EXERCISE OBJECTIVE
An exact reproduction of the records is required, with all images left out.

________________________________________

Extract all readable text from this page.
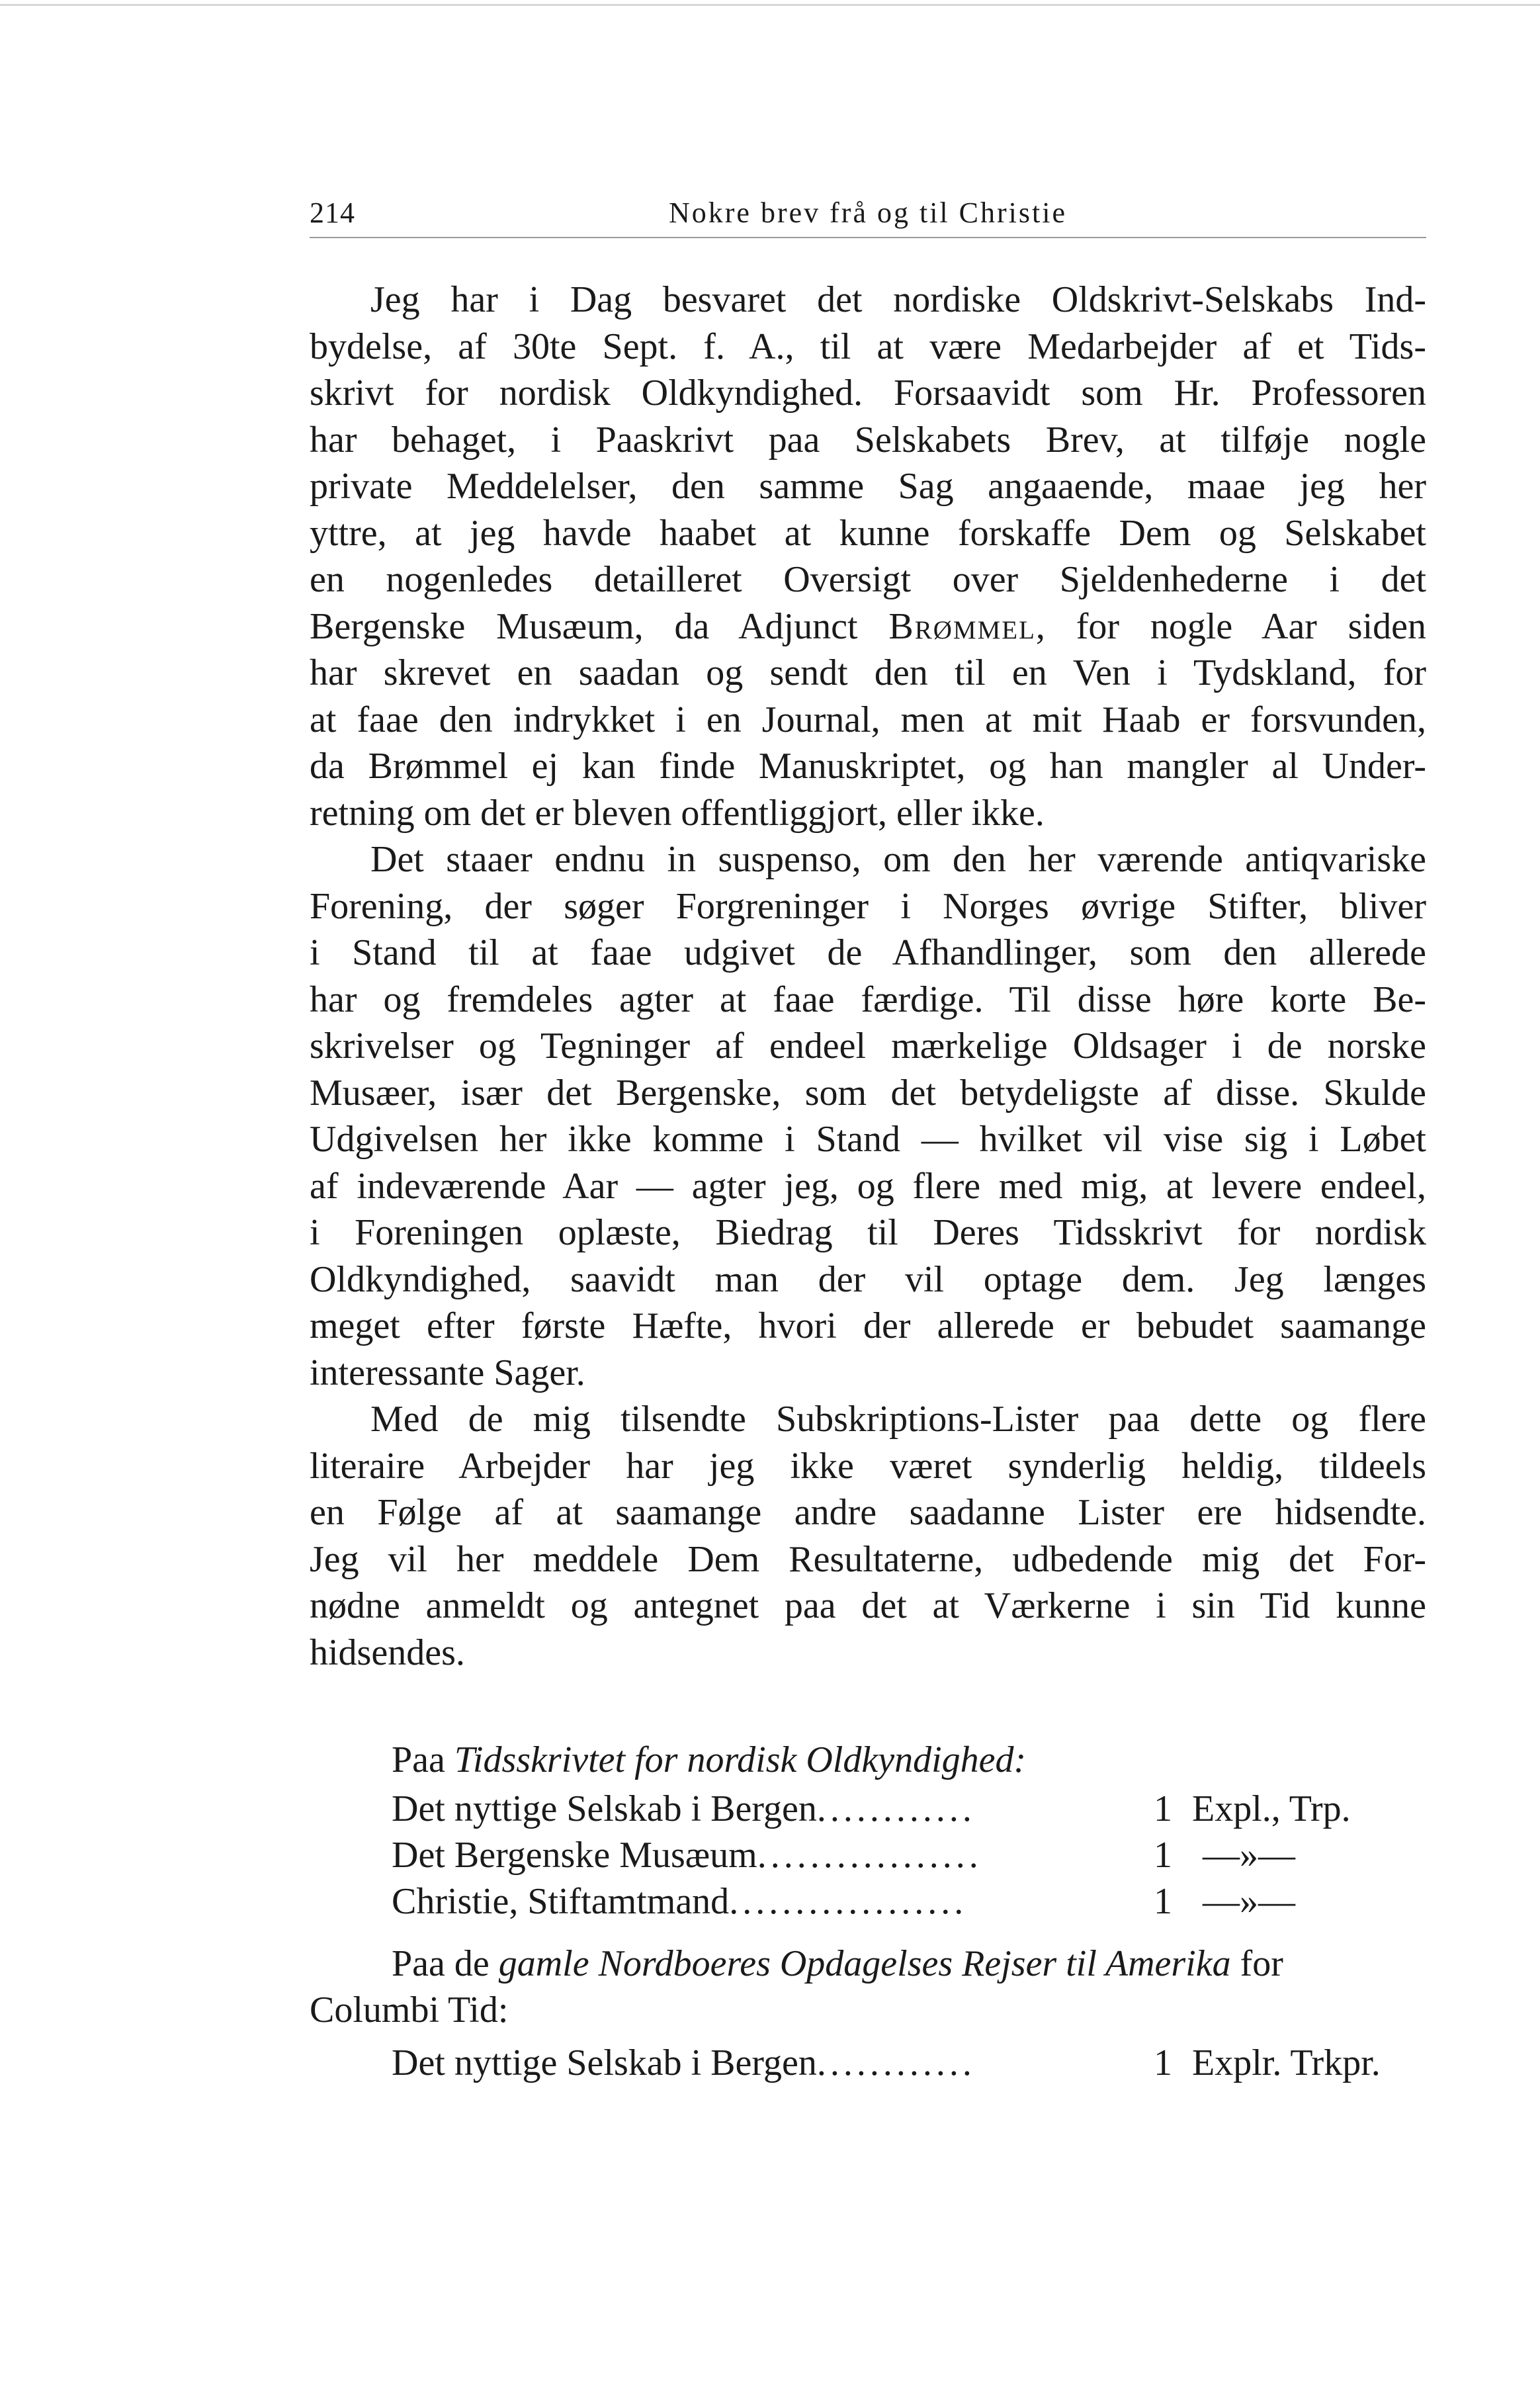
214	Nokre brev frå og til Christie
Jeg har i Dag besvaret det nordiske Oldskrivt-Selskabs Ind-
bydelse, af 30te Sept. f. A., til at være Medarbejder af et Tids-
skrivt for nordisk Oldkyndighed. Forsaavidt som Hr. Professoren
har behaget, i Paaskrivt paa Selskabets Brev, at tilføje nogle
private Meddelelser, den samme Sag angaaende, maae jeg her
yttre, at jeg havde haabet at kunne forskaffe Dem og Selskabet
en nogenledes detailleret Oversigt over Sjeldenhederne i det
Bergenske Musæum, da Adjunct Brømmel, for nogle Aar siden
har skrevet en saadan og sendt den til en Ven i Tydskland, for
at faae den indrykket i en Journal, men at mit Haab er forsvunden,
da Brømmel ej kan finde Manuskriptet, og han mangler al Under-
retning om det er bleven offentliggjort, eller ikke.
Det staaer endnu in suspenso, om den her værende antiqvariske
Forening, der søger Forgreninger i Norges øvrige Stifter, bliver
i Stand til at faae udgivet de Afhandlinger, som den allerede
har og fremdeles agter at faae færdige. Til disse høre korte Be-
skrivelser og Tegninger af endeel mærkelige Oldsager i de norske
Musæer, især det Bergenske, som det betydeligste af disse. Skulde
Udgivelsen her ikke komme i Stand — hvilket vil vise sig i Løbet
af indeværende Aar — agter jeg, og flere med mig, at levere endeel,
i Foreningen oplæste, Biedrag til Deres Tidsskrivt for nordisk
Oldkyndighed, saavidt man der vil optage dem. Jeg længes
meget efter første Hæfte, hvori der allerede er bebudet saamange
interessante Sager.
Med de mig tilsendte Subskriptions-Lister paa dette og flere
literaire Arbejder har jeg ikke været synderlig heldig, tildeels
en Følge af at saamange andre saadanne Lister ere hidsendte.
Jeg vil her meddele Dem Resultaterne, udbedende mig det For-
nødne anmeldt og antegnet paa det at Værkerne i sin Tid kunne
hidsendes.
Paa Tidsskrivtet for nordisk Oldkyndighed:
Det nyttige Selskab i Bergen............	1 Expl., Trp.
Det Bergenske Musæum.................	1 —»—
Christie, Stiftamtmand..................	1 —»—
Paa de gamle Nordboeres Opdagelses Rejser til Amerika for
Columbi Tid:
Det nyttige Selskab i Bergen............	1 Explr. Trkpr.
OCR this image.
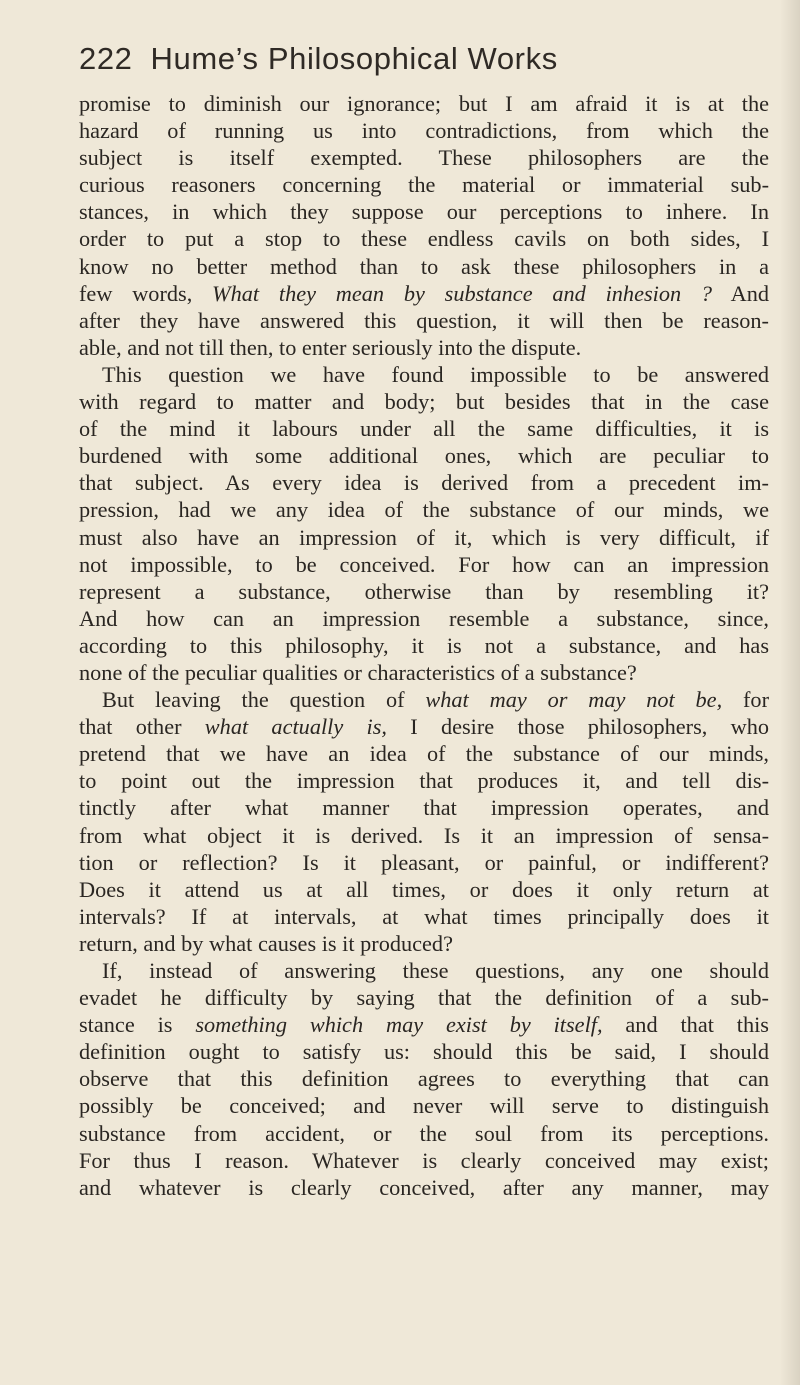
222 Hume’s Philosophical Works
promise to diminish our ignorance; but I am afraid it is at the
hazard of running us into contradictions, from which the
subject is itself exempted. These philosophers are the
curious reasoners concerning the material or immaterial sub-
stances, in which they suppose our perceptions to inhere. In
order to put a stop to these endless cavils on both sides, I
know no better method than to ask these philosophers in a
few words, What they mean by substance and inhesion ? And
after they have answered this question, it will then be reason-
able, and not till then, to enter seriously into the dispute.
This question we have found impossible to be answered
with regard to matter and body; but besides that in the case
of the mind it labours under all the same difficulties, it is
burdened with some additional ones, which are peculiar to
that subject. As every idea is derived from a precedent im-
pression, had we any idea of the substance of our minds, we
must also have an impression of it, which is very difficult, if
not impossible, to be conceived. For how can an impression
represent a substance, otherwise than by resembling it?
And how can an impression resemble a substance, since,
according to this philosophy, it is not a substance, and has
none of the peculiar qualities or characteristics of a substance?
But leaving the question of what may or may not be, for
that other what actually is, I desire those philosophers, who
pretend that we have an idea of the substance of our minds,
to point out the impression that produces it, and tell dis-
tinctly after what manner that impression operates, and
from what object it is derived. Is it an impression of sensa-
tion or reflection? Is it pleasant, or painful, or indifferent?
Does it attend us at all times, or does it only return at
intervals? If at intervals, at what times principally does it
return, and by what causes is it produced?
If, instead of answering these questions, any one should
evadet he difficulty by saying that the definition of a sub-
stance is something which may exist by itself, and that this
definition ought to satisfy us: should this be said, I should
observe that this definition agrees to everything that can
possibly be conceived; and never will serve to distinguish
substance from accident, or the soul from its perceptions.
For thus I reason. Whatever is clearly conceived may exist;
and whatever is clearly conceived, after any manner, may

________________________________________

EXERCISE ANSWER
Extract all readable text from this page.
214	Nokre brev frå og til Christie
Jeg har i Dag besvaret det nordiske Oldskrivt-Selskabs Ind-
bydelse, af 30te Sept. f. A., til at være Medarbejder af et Tids-
skrivt for nordisk Oldkyndighed. Forsaavidt som Hr. Professoren
har behaget, i Paaskrivt paa Selskabets Brev, at tilføje nogle
private Meddelelser, den samme Sag angaaende, maae jeg her
yttre, at jeg havde haabet at kunne forskaffe Dem og Selskabet
en nogenledes detailleret Oversigt over Sjeldenhederne i det
Bergenske Musæum, da Adjunct Brømmel, for nogle Aar siden
har skrevet en saadan og sendt den til en Ven i Tydskland, for
at faae den indrykket i en Journal, men at mit Haab er forsvunden,
da Brømmel ej kan finde Manuskriptet, og han mangler al Under-
retning om det er bleven offentliggjort, eller ikke.
Det staaer endnu in suspenso, om den her værende antiqvariske
Forening, der søger Forgreninger i Norges øvrige Stifter, bliver
i Stand til at faae udgivet de Afhandlinger, som den allerede
har og fremdeles agter at faae færdige. Til disse høre korte Be-
skrivelser og Tegninger af endeel mærkelige Oldsager i de norske
Musæer, især det Bergenske, som det betydeligste af disse. Skulde
Udgivelsen her ikke komme i Stand — hvilket vil vise sig i Løbet
af indeværende Aar — agter jeg, og flere med mig, at levere endeel,
i Foreningen oplæste, Biedrag til Deres Tidsskrivt for nordisk
Oldkyndighed, saavidt man der vil optage dem. Jeg længes
meget efter første Hæfte, hvori der allerede er bebudet saamange
interessante Sager.
Med de mig tilsendte Subskriptions-Lister paa dette og flere
literaire Arbejder har jeg ikke været synderlig heldig, tildeels
en Følge af at saamange andre saadanne Lister ere hidsendte.
Jeg vil her meddele Dem Resultaterne, udbedende mig det For-
nødne anmeldt og antegnet paa det at Værkerne i sin Tid kunne
hidsendes.
Paa Tidsskrivtet for nordisk Oldkyndighed:
Det nyttige Selskab i Bergen............	1 Expl., Trp.
Det Bergenske Musæum.................	1 —»—
Christie, Stiftamtmand..................	1 —»—
Paa de gamle Nordboeres Opdagelses Rejser til Amerika for
Columbi Tid:
Det nyttige Selskab i Bergen............	1 Explr. Trkpr.
OCR this image.
222 Hume’s Philosophical Works
promise to diminish our ignorance; but I am afraid it is at the
hazard of running us into contradictions, from which the
subject is itself exempted. These philosophers are the
curious reasoners concerning the material or immaterial sub-
stances, in which they suppose our perceptions to inhere. In
order to put a stop to these endless cavils on both sides, I
know no better method than to ask these philosophers in a
few words, What they mean by substance and inhesion ? And
after they have answered this question, it will then be reason-
able, and not till then, to enter seriously into the dispute.
This question we have found impossible to be answered
with regard to matter and body; but besides that in the case
of the mind it labours under all the same difficulties, it is
burdened with some additional ones, which are peculiar to
that subject. As every idea is derived from a precedent im-
pression, had we any idea of the substance of our minds, we
must also have an impression of it, which is very difficult, if
not impossible, to be conceived. For how can an impression
represent a substance, otherwise than by resembling it?
And how can an impression resemble a substance, since,
according to this philosophy, it is not a substance, and has
none of the peculiar qualities or characteristics of a substance?
But leaving the question of what may or may not be, for
that other what actually is, I desire those philosophers, who
pretend that we have an idea of the substance of our minds,
to point out the impression that produces it, and tell dis-
tinctly after what manner that impression operates, and
from what object it is derived. Is it an impression of sensa-
tion or reflection? Is it pleasant, or painful, or indifferent?
Does it attend us at all times, or does it only return at
intervals? If at intervals, at what times principally does it
return, and by what causes is it produced?
If, instead of answering these questions, any one should
evadet he difficulty by saying that the definition of a sub-
stance is something which may exist by itself, and that this
definition ought to satisfy us: should this be said, I should
observe that this definition agrees to everything that can
possibly be conceived; and never will serve to distinguish
substance from accident, or the soul from its perceptions.
For thus I reason. Whatever is clearly conceived may exist;
and whatever is clearly conceived, after any manner, may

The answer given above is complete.